Tally each line where the word "amount" occurs, then give only the total.

Stored data
★ ★ ★ ★ ★

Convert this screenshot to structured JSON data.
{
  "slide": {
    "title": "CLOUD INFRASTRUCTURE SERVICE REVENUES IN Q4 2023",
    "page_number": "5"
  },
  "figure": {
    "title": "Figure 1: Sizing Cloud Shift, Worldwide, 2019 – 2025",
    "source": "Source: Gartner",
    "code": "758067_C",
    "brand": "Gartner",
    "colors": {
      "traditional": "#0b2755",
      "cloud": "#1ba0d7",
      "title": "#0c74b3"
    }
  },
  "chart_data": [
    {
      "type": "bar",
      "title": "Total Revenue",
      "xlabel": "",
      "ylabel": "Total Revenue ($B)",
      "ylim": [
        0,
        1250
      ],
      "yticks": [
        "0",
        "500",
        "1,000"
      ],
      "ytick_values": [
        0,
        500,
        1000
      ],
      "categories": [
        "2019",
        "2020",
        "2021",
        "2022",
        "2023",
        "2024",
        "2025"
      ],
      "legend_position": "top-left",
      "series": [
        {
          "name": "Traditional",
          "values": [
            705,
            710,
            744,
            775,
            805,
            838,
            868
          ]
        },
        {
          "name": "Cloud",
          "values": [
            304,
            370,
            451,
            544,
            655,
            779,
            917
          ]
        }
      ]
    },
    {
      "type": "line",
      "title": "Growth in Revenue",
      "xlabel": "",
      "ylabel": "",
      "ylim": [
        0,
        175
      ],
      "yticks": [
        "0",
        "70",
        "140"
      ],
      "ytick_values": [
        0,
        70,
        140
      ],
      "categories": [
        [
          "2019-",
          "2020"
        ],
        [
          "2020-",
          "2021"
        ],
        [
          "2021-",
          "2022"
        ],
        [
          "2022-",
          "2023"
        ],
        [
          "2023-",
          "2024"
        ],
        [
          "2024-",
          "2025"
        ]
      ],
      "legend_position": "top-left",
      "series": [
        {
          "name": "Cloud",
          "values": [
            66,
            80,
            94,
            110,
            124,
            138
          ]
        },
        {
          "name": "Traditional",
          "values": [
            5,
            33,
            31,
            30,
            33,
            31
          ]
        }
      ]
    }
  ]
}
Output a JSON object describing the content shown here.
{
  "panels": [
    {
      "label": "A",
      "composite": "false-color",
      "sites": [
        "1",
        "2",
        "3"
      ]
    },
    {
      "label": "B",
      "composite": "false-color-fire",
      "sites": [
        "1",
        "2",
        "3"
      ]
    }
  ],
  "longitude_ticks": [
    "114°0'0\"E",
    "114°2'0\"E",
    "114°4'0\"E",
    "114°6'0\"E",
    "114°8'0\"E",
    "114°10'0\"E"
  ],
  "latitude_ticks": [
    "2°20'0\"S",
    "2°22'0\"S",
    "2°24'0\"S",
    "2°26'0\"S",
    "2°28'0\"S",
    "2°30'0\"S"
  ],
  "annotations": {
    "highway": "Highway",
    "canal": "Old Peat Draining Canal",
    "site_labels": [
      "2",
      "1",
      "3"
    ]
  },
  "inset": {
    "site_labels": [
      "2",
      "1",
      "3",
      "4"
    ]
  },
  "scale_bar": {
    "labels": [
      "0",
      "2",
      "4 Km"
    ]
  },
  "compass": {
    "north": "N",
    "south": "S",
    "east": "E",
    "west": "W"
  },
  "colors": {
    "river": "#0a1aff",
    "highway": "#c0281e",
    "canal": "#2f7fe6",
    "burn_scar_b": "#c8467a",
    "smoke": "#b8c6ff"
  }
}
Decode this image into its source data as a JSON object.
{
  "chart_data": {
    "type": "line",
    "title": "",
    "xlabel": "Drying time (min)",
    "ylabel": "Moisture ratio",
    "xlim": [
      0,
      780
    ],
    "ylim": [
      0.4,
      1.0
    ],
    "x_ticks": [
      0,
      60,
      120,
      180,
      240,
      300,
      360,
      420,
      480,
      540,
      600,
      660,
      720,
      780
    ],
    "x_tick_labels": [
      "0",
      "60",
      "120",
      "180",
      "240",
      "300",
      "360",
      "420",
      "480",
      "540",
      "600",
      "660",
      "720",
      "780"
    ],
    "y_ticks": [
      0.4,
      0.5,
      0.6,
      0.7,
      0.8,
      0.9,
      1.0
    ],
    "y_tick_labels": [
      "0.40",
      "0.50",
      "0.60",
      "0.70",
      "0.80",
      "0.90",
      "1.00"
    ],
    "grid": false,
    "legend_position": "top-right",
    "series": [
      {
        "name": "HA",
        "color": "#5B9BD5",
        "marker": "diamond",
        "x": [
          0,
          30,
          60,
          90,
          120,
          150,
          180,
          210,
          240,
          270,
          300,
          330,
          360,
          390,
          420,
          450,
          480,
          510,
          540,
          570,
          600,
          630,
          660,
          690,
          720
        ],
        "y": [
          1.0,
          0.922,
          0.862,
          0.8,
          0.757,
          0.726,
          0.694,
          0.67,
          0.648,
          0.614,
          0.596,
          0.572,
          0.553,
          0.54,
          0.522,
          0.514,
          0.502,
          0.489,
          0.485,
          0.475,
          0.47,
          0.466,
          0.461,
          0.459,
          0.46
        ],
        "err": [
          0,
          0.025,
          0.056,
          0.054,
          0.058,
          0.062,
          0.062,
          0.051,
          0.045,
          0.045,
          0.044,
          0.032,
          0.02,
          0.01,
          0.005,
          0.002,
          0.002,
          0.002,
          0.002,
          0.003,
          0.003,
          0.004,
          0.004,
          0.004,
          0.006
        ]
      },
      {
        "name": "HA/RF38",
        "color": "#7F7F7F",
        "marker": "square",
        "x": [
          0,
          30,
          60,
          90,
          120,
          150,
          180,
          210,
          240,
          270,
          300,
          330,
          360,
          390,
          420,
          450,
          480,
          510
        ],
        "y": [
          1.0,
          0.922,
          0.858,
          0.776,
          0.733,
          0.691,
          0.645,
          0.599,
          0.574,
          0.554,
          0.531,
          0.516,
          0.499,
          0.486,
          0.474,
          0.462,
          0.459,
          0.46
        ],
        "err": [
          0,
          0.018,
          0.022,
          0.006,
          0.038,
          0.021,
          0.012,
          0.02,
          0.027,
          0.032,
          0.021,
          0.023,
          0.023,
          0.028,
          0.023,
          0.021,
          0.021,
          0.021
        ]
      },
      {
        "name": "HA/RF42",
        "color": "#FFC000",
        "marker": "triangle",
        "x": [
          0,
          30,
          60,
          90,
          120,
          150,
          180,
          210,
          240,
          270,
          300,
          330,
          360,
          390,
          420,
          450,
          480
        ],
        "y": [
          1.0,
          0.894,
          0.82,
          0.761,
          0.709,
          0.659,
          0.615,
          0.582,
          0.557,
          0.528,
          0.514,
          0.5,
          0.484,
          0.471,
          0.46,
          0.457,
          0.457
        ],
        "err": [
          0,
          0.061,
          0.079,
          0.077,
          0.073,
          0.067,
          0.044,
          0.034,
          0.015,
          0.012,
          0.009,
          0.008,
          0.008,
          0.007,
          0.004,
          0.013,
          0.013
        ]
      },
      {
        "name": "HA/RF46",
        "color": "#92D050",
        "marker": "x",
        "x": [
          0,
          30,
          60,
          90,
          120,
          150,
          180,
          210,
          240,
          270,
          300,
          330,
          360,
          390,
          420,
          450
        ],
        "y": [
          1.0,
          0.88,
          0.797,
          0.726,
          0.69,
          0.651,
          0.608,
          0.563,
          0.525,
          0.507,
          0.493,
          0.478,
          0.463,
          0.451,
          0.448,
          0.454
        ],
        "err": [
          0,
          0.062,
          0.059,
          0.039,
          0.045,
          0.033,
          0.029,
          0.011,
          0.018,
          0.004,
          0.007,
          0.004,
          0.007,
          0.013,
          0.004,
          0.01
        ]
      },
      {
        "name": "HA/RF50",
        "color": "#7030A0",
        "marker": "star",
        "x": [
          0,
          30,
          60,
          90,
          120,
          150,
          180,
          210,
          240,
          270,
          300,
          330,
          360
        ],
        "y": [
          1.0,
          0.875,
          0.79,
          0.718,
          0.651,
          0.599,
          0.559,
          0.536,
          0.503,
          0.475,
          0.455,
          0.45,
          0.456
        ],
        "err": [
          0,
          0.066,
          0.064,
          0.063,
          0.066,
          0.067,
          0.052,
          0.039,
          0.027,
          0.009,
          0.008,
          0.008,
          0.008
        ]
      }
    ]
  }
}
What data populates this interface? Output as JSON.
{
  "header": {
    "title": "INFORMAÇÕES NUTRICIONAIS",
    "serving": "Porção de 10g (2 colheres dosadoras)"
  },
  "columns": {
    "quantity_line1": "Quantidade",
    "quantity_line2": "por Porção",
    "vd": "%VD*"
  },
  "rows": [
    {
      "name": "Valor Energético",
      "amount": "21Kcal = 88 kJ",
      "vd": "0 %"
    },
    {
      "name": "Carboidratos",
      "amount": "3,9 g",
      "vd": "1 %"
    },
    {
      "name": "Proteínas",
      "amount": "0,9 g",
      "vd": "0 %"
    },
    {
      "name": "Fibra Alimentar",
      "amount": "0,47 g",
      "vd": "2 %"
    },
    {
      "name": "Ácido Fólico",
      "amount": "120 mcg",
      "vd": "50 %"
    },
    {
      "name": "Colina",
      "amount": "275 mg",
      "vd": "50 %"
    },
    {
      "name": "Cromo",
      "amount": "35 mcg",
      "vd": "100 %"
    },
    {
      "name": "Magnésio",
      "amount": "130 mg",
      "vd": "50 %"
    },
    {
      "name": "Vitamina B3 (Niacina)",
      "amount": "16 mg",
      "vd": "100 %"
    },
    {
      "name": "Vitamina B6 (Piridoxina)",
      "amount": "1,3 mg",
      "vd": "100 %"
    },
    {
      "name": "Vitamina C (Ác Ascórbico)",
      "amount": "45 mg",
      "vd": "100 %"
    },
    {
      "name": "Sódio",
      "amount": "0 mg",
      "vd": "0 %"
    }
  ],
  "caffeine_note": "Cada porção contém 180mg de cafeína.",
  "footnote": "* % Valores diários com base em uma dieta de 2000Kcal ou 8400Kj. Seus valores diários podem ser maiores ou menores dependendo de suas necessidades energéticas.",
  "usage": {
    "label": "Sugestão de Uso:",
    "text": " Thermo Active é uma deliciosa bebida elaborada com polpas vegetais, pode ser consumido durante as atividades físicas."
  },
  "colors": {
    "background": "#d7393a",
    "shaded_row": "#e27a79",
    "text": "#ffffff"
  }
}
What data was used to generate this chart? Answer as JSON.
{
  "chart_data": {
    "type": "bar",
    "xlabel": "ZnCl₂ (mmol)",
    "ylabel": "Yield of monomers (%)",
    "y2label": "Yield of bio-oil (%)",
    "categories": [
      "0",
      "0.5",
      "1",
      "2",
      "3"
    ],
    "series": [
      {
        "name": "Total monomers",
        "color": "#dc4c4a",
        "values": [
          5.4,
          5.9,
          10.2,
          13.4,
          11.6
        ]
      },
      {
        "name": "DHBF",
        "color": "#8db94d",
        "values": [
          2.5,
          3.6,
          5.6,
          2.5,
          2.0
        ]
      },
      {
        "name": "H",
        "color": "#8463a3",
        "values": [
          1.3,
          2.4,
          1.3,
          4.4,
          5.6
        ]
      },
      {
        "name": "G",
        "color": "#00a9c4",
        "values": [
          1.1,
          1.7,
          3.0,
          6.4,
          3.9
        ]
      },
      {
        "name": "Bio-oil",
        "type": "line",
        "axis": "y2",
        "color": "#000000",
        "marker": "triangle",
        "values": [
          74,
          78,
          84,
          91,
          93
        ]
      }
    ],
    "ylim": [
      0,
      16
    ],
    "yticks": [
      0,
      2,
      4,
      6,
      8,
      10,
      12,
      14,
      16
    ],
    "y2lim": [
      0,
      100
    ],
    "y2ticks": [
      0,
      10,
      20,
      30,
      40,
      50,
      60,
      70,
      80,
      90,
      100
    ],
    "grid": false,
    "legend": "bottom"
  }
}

★ ★ ★ ★ ★

Task result. 12